(TASK DIRECTIONS) Quote the records that follow in full, leaving the pictures out.
○ ○ ○ ○
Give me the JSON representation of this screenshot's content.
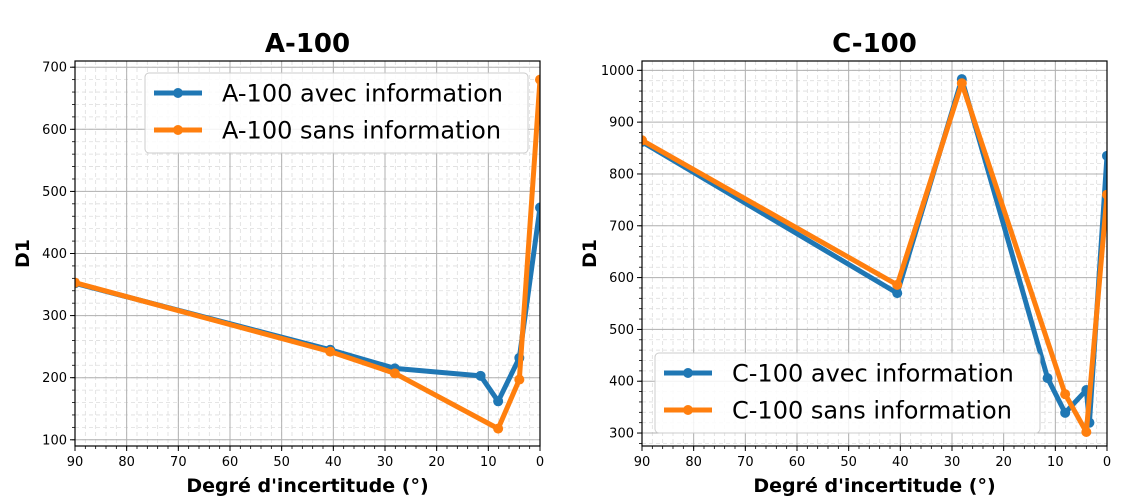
{
  "chart_data": [
    {
      "type": "line",
      "title": "A-100",
      "xlabel": "Degré d'incertitude (°)",
      "ylabel": "D1",
      "xlim": [
        90,
        0
      ],
      "ylim": [
        90,
        710
      ],
      "x_ticks": [
        90,
        80,
        70,
        60,
        50,
        40,
        30,
        20,
        10,
        0
      ],
      "y_ticks": [
        100,
        200,
        300,
        400,
        500,
        600,
        700
      ],
      "grid": true,
      "legend_position": "upper-right",
      "series": [
        {
          "name": "A-100 avec information",
          "color": "#1f77b4",
          "x": [
            90,
            40.6,
            28.1,
            11.5,
            8.1,
            4,
            0
          ],
          "y": [
            352,
            245,
            215,
            203,
            162,
            232,
            474
          ]
        },
        {
          "name": "A-100 sans information",
          "color": "#ff7f0e",
          "x": [
            90,
            40.6,
            28.1,
            8.1,
            4,
            0
          ],
          "y": [
            353,
            242,
            207,
            118,
            197,
            680
          ]
        }
      ]
    },
    {
      "type": "line",
      "title": "C-100",
      "xlabel": "Degré d'incertitude (°)",
      "ylabel": "D1",
      "xlim": [
        90,
        0
      ],
      "ylim": [
        275,
        1018
      ],
      "x_ticks": [
        90,
        80,
        70,
        60,
        50,
        40,
        30,
        20,
        10,
        0
      ],
      "y_ticks": [
        300,
        400,
        500,
        600,
        700,
        800,
        900,
        1000
      ],
      "grid": true,
      "legend_position": "lower-left",
      "series": [
        {
          "name": "C-100 avec information",
          "color": "#1f77b4",
          "x": [
            90,
            40.6,
            28.1,
            11.5,
            8.1,
            4,
            3.4,
            0
          ],
          "y": [
            862,
            570,
            983,
            406,
            339,
            383,
            320,
            835
          ]
        },
        {
          "name": "C-100 sans information",
          "color": "#ff7f0e",
          "x": [
            90,
            40.6,
            28.1,
            8.1,
            4,
            0
          ],
          "y": [
            865,
            586,
            975,
            375,
            302,
            760
          ]
        }
      ]
    }
  ]
}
○ ○ ○ ○
(TASK RESULT)
Give me the JSON representation of this screenshot's content.
{
  "chart_data": [
    {
      "type": "line",
      "title": "A-100",
      "xlabel": "Degré d'incertitude (°)",
      "ylabel": "D1",
      "xlim": [
        90,
        0
      ],
      "ylim": [
        90,
        710
      ],
      "x_ticks": [
        90,
        80,
        70,
        60,
        50,
        40,
        30,
        20,
        10,
        0
      ],
      "y_ticks": [
        100,
        200,
        300,
        400,
        500,
        600,
        700
      ],
      "grid": true,
      "legend_position": "upper-right",
      "series": [
        {
          "name": "A-100 avec information",
          "color": "#1f77b4",
          "x": [
            90,
            40.6,
            28.1,
            11.5,
            8.1,
            4,
            0
          ],
          "y": [
            352,
            245,
            215,
            203,
            162,
            232,
            474
          ]
        },
        {
          "name": "A-100 sans information",
          "color": "#ff7f0e",
          "x": [
            90,
            40.6,
            28.1,
            8.1,
            4,
            0
          ],
          "y": [
            353,
            242,
            207,
            118,
            197,
            680
          ]
        }
      ]
    },
    {
      "type": "line",
      "title": "C-100",
      "xlabel": "Degré d'incertitude (°)",
      "ylabel": "D1",
      "xlim": [
        90,
        0
      ],
      "ylim": [
        275,
        1018
      ],
      "x_ticks": [
        90,
        80,
        70,
        60,
        50,
        40,
        30,
        20,
        10,
        0
      ],
      "y_ticks": [
        300,
        400,
        500,
        600,
        700,
        800,
        900,
        1000
      ],
      "grid": true,
      "legend_position": "lower-left",
      "series": [
        {
          "name": "C-100 avec information",
          "color": "#1f77b4",
          "x": [
            90,
            40.6,
            28.1,
            11.5,
            8.1,
            4,
            3.4,
            0
          ],
          "y": [
            862,
            570,
            983,
            406,
            339,
            383,
            320,
            835
          ]
        },
        {
          "name": "C-100 sans information",
          "color": "#ff7f0e",
          "x": [
            90,
            40.6,
            28.1,
            8.1,
            4,
            0
          ],
          "y": [
            865,
            586,
            975,
            375,
            302,
            760
          ]
        }
      ]
    }
  ]
}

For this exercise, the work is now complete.